◆ WORKING DATA

■ ■ ■

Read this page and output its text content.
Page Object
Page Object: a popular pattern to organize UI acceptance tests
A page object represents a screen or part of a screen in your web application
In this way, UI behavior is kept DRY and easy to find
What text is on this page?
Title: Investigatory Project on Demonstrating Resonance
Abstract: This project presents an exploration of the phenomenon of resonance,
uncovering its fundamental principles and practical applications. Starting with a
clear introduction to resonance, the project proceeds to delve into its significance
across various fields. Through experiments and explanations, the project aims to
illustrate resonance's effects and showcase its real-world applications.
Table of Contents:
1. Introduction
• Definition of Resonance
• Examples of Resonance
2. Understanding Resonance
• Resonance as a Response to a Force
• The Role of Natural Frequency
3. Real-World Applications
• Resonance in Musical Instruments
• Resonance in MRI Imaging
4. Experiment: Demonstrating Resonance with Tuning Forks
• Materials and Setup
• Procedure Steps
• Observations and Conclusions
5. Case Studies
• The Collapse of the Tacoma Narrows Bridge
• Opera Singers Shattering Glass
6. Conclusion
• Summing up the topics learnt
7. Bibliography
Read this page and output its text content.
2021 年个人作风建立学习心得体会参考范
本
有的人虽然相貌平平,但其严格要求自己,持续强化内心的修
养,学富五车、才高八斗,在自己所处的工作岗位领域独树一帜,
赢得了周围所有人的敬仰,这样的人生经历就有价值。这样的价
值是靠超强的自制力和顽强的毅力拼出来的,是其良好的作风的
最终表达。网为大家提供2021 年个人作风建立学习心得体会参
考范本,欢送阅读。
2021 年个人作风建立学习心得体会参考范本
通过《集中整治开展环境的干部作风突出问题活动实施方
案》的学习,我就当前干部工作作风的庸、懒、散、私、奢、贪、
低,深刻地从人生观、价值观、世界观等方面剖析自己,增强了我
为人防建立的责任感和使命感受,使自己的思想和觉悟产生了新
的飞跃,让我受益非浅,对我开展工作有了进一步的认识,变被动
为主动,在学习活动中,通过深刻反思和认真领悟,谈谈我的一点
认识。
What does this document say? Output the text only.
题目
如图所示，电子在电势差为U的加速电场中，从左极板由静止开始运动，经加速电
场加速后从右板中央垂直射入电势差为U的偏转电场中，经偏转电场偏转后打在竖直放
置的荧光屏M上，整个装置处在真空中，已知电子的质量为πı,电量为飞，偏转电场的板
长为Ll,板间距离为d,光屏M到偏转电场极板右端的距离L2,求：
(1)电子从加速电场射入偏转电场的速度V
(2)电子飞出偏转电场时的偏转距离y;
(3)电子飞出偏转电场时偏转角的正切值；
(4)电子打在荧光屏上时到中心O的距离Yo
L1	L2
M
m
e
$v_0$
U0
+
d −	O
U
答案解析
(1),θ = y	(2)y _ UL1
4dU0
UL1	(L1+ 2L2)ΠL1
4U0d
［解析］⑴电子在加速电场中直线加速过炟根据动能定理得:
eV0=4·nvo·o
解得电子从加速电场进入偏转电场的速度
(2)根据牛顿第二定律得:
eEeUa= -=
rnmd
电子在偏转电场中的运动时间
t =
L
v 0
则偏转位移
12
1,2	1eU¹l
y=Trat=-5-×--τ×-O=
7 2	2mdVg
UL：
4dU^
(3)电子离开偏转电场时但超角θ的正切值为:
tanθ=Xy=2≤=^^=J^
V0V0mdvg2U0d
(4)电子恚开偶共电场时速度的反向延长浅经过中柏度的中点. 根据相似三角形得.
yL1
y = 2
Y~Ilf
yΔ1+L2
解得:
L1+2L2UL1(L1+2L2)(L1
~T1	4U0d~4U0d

■ ■ ■

◆ STATED GOAL
Using the data above, return each line exactly as written.

◆ FINISHED TASK
Read this page and output its text content.
Page Object
Page Object: a popular pattern to organize UI acceptance tests
A page object represents a screen or part of a screen in your web application
In this way, UI behavior is kept DRY and easy to find
What text is on this page?
Title: Investigatory Project on Demonstrating Resonance
Abstract: This project presents an exploration of the phenomenon of resonance,
uncovering its fundamental principles and practical applications. Starting with a
clear introduction to resonance, the project proceeds to delve into its significance
across various fields. Through experiments and explanations, the project aims to
illustrate resonance's effects and showcase its real-world applications.
Table of Contents:
1. Introduction
• Definition of Resonance
• Examples of Resonance
2. Understanding Resonance
• Resonance as a Response to a Force
• The Role of Natural Frequency
3. Real-World Applications
• Resonance in Musical Instruments
• Resonance in MRI Imaging
4. Experiment: Demonstrating Resonance with Tuning Forks
• Materials and Setup
• Procedure Steps
• Observations and Conclusions
5. Case Studies
• The Collapse of the Tacoma Narrows Bridge
• Opera Singers Shattering Glass
6. Conclusion
• Summing up the topics learnt
7. Bibliography
Read this page and output its text content.
2021 年个人作风建立学习心得体会参考范
本
有的人虽然相貌平平,但其严格要求自己,持续强化内心的修
养,学富五车、才高八斗,在自己所处的工作岗位领域独树一帜,
赢得了周围所有人的敬仰,这样的人生经历就有价值。这样的价
值是靠超强的自制力和顽强的毅力拼出来的,是其良好的作风的
最终表达。网为大家提供2021 年个人作风建立学习心得体会参
考范本,欢送阅读。
2021 年个人作风建立学习心得体会参考范本
通过《集中整治开展环境的干部作风突出问题活动实施方
案》的学习,我就当前干部工作作风的庸、懒、散、私、奢、贪、
低,深刻地从人生观、价值观、世界观等方面剖析自己,增强了我
为人防建立的责任感和使命感受,使自己的思想和觉悟产生了新
的飞跃,让我受益非浅,对我开展工作有了进一步的认识,变被动
为主动,在学习活动中,通过深刻反思和认真领悟,谈谈我的一点
认识。
What does this document say? Output the text only.
题目
如图所示，电子在电势差为U的加速电场中，从左极板由静止开始运动，经加速电
场加速后从右板中央垂直射入电势差为U的偏转电场中，经偏转电场偏转后打在竖直放
置的荧光屏M上，整个装置处在真空中，已知电子的质量为πı,电量为飞，偏转电场的板
长为Ll,板间距离为d,光屏M到偏转电场极板右端的距离L2,求：
(1)电子从加速电场射入偏转电场的速度V
(2)电子飞出偏转电场时的偏转距离y;
(3)电子飞出偏转电场时偏转角的正切值；
(4)电子打在荧光屏上时到中心O的距离Yo
L1	L2
M
m
e
$v_0$
U0
+
d −	O
U
答案解析
(1),θ = y	(2)y _ UL1
4dU0
UL1	(L1+ 2L2)ΠL1
4U0d
［解析］⑴电子在加速电场中直线加速过炟根据动能定理得:
eV0=4·nvo·o
解得电子从加速电场进入偏转电场的速度
(2)根据牛顿第二定律得:
eEeUa= -=
rnmd
电子在偏转电场中的运动时间
t =
L
v 0
则偏转位移
12
1,2	1eU¹l
y=Trat=-5-×--τ×-O=
7 2	2mdVg
UL：
4dU^
(3)电子离开偏转电场时但超角θ的正切值为:
tanθ=Xy=2≤=^^=J^
V0V0mdvg2U0d
(4)电子恚开偶共电场时速度的反向延长浅经过中柏度的中点. 根据相似三角形得.
yL1
y = 2
Y~Ilf
yΔ1+L2
解得:
L1+2L2UL1(L1+2L2)(L1
~T1	4U0d~4U0d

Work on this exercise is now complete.